● WHAT IS EXPECTED: Without the pictures, return each record as it appears.

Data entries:
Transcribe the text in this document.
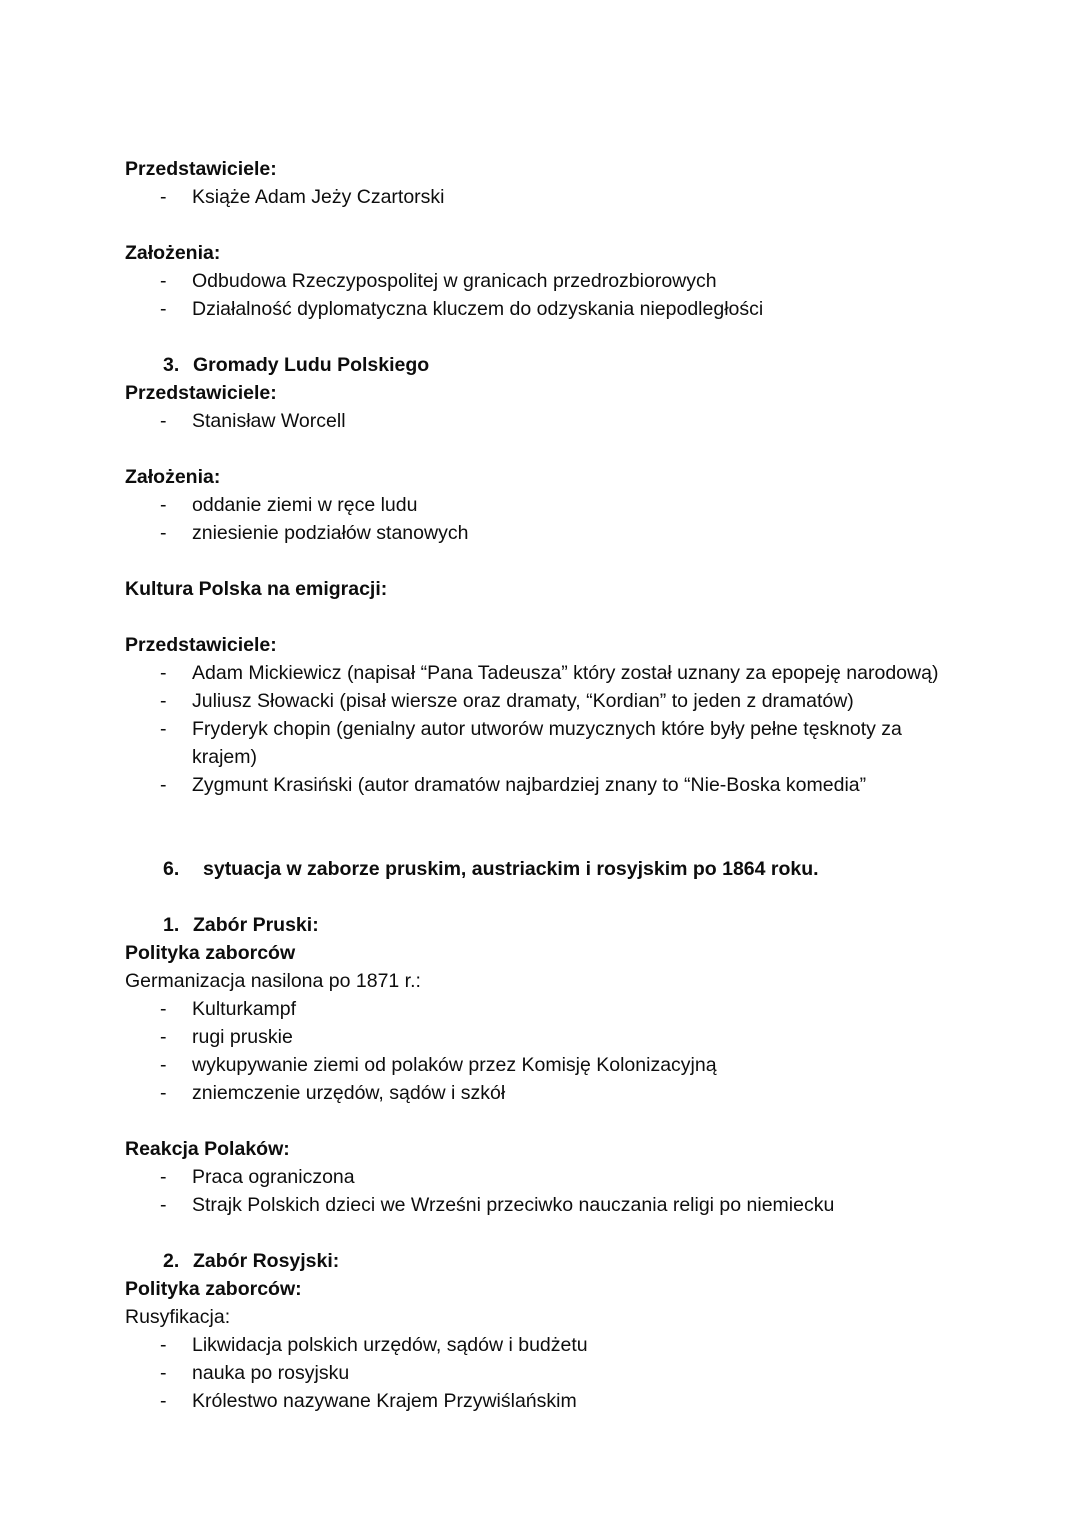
Przedstawiciele:

-	Książe Adam Jeży Czartorski

Założenia:

-	Odbudowa Rzeczypospolitej w granicach przedrozbiorowych
-	Działalność dyplomatyczna kluczem do odzyskania niepodległości
3. Gromady Ludu Polskiego

Przedstawiciele:

-	Stanisław Worcell

Założenia:

-	oddanie ziemi w ręce ludu
-	zniesienie podziałów stanowych

Kultura Polska na emigracji:

Przedstawiciele:

-	Adam Mickiewicz (napisał “Pana Tadeusza” który został uznany za epopeję narodową)
-	Juliusz Słowacki (pisał wiersze oraz dramaty, “Kordian” to jeden z dramatów)
-	Fryderyk chopin (genialny autor utworów muzycznych które były pełne tęsknoty za krajem)
-	Zygmunt Krasiński (autor dramatów najbardziej znany to “Nie-Boska komedia”
6.	sytuacja w zaborze pruskim, austriackim i rosyjskim po 1864 roku.
1. Zabór Pruski:

Polityka zaborców

Germanizacja nasilona po 1871 r.:

-	Kulturkampf
-	rugi pruskie
-	wykupywanie ziemi od polaków przez Komisję Kolonizacyjną
-	zniemczenie urzędów, sądów i szkół

Reakcja Polaków:

-	Praca ograniczona
-	Strajk Polskich dzieci we Wrześni przeciwko nauczania religi po niemiecku
2. Zabór Rosyjski:

Polityka zaborców:

Rusyfikacja:

-	Likwidacja polskich urzędów, sądów i budżetu
-	nauka po rosyjsku
-	Królestwo nazywane Krajem Przywiślańskim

● COMPLETE OUTPUT:
Transcribe the text in this document.
Przedstawiciele:

-	Książe Adam Jeży Czartorski

Założenia:

-	Odbudowa Rzeczypospolitej w granicach przedrozbiorowych
-	Działalność dyplomatyczna kluczem do odzyskania niepodległości
3. Gromady Ludu Polskiego

Przedstawiciele:

-	Stanisław Worcell

Założenia:

-	oddanie ziemi w ręce ludu
-	zniesienie podziałów stanowych

Kultura Polska na emigracji:

Przedstawiciele:

-	Adam Mickiewicz (napisał “Pana Tadeusza” który został uznany za epopeję narodową)
-	Juliusz Słowacki (pisał wiersze oraz dramaty, “Kordian” to jeden z dramatów)
-	Fryderyk chopin (genialny autor utworów muzycznych które były pełne tęsknoty za krajem)
-	Zygmunt Krasiński (autor dramatów najbardziej znany to “Nie-Boska komedia”
6.	sytuacja w zaborze pruskim, austriackim i rosyjskim po 1864 roku.
1. Zabór Pruski:

Polityka zaborców

Germanizacja nasilona po 1871 r.:

-	Kulturkampf
-	rugi pruskie
-	wykupywanie ziemi od polaków przez Komisję Kolonizacyjną
-	zniemczenie urzędów, sądów i szkół

Reakcja Polaków:

-	Praca ograniczona
-	Strajk Polskich dzieci we Wrześni przeciwko nauczania religi po niemiecku
2. Zabór Rosyjski:

Polityka zaborców:

Rusyfikacja:

-	Likwidacja polskich urzędów, sądów i budżetu
-	nauka po rosyjsku
-	Królestwo nazywane Krajem Przywiślańskim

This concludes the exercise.